◆ Exercise brief ◆
Leave out the images; return the rest of the data exactly.

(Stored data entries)
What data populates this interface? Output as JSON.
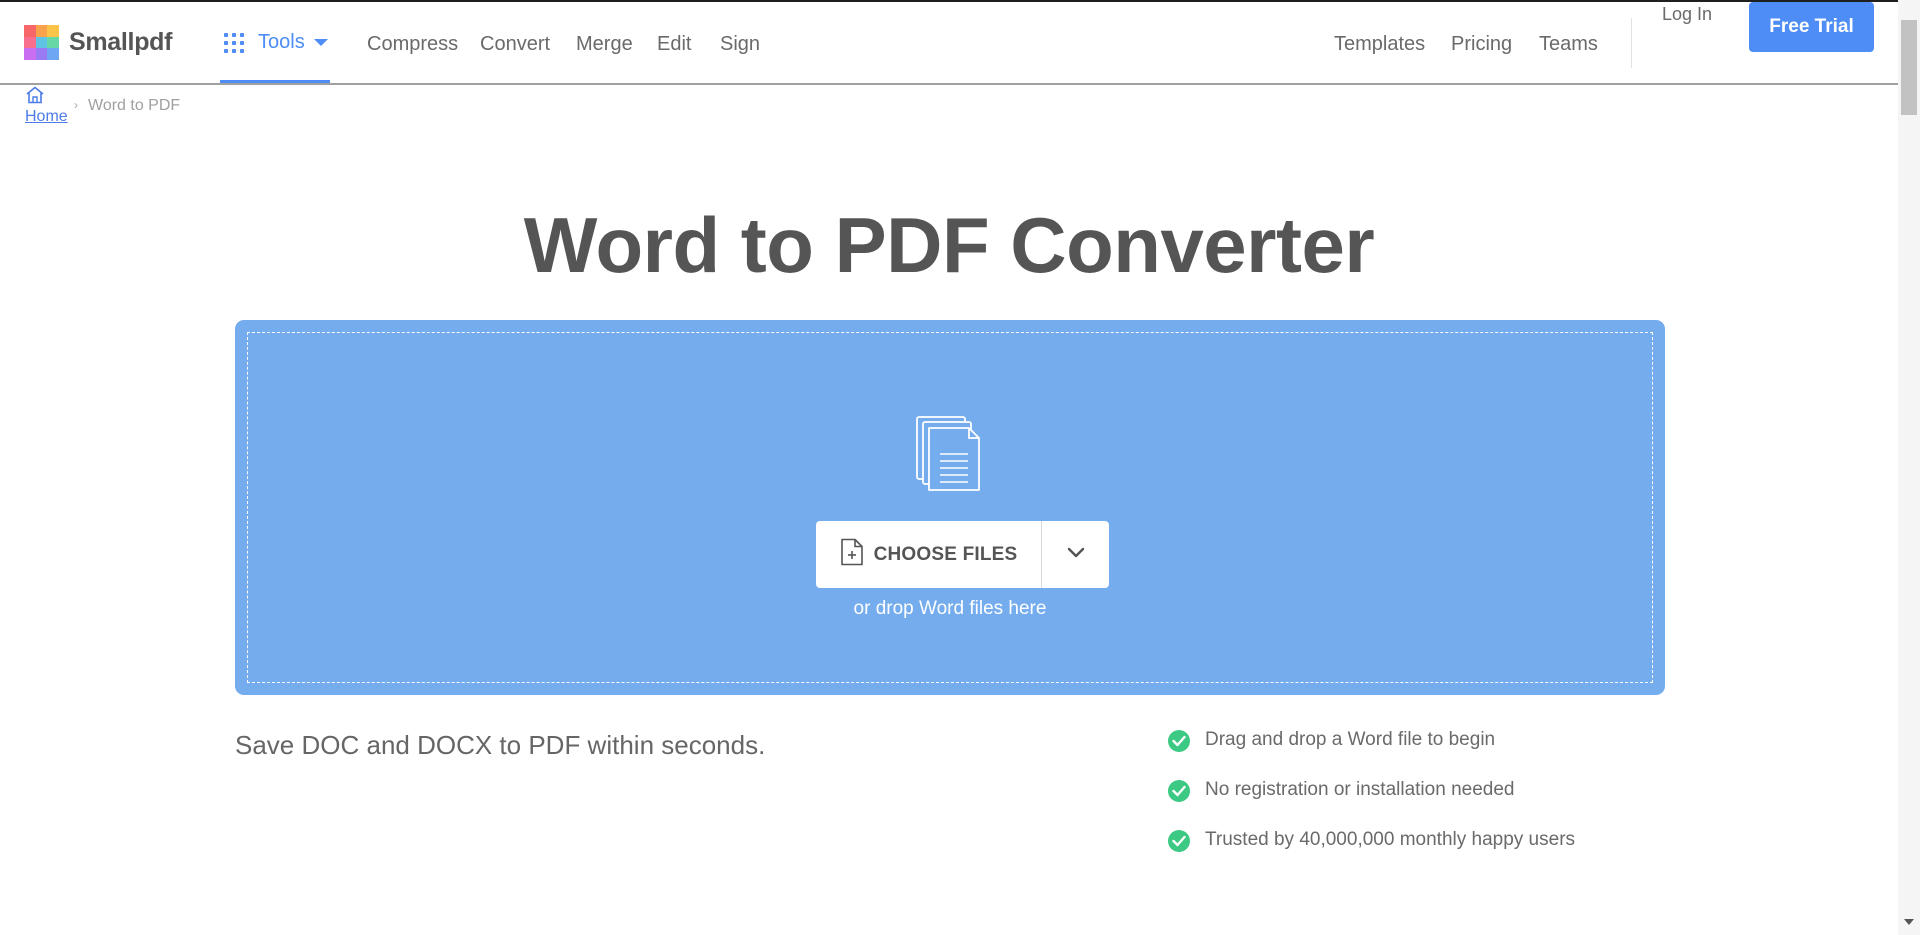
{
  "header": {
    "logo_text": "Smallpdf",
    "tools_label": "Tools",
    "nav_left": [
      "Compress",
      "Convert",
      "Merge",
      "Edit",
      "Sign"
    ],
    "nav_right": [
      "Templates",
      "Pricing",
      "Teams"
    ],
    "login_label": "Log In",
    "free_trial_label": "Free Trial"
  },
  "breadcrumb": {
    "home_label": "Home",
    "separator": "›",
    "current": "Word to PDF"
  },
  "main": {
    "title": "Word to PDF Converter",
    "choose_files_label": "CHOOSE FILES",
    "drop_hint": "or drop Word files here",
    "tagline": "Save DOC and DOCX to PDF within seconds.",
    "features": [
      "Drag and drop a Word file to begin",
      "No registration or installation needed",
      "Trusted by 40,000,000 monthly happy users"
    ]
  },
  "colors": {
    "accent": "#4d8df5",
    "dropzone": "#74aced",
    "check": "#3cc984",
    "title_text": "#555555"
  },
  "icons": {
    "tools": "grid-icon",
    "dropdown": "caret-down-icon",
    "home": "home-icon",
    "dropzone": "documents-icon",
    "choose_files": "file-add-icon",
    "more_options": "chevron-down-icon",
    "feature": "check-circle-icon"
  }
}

◆ Reply to the task ◆
What data populates this interface? Output as JSON.
{
  "header": {
    "logo_text": "Smallpdf",
    "tools_label": "Tools",
    "nav_left": [
      "Compress",
      "Convert",
      "Merge",
      "Edit",
      "Sign"
    ],
    "nav_right": [
      "Templates",
      "Pricing",
      "Teams"
    ],
    "login_label": "Log In",
    "free_trial_label": "Free Trial"
  },
  "breadcrumb": {
    "home_label": "Home",
    "separator": "›",
    "current": "Word to PDF"
  },
  "main": {
    "title": "Word to PDF Converter",
    "choose_files_label": "CHOOSE FILES",
    "drop_hint": "or drop Word files here",
    "tagline": "Save DOC and DOCX to PDF within seconds.",
    "features": [
      "Drag and drop a Word file to begin",
      "No registration or installation needed",
      "Trusted by 40,000,000 monthly happy users"
    ]
  },
  "colors": {
    "accent": "#4d8df5",
    "dropzone": "#74aced",
    "check": "#3cc984",
    "title_text": "#555555"
  },
  "icons": {
    "tools": "grid-icon",
    "dropdown": "caret-down-icon",
    "home": "home-icon",
    "dropzone": "documents-icon",
    "choose_files": "file-add-icon",
    "more_options": "chevron-down-icon",
    "feature": "check-circle-icon"
  }
}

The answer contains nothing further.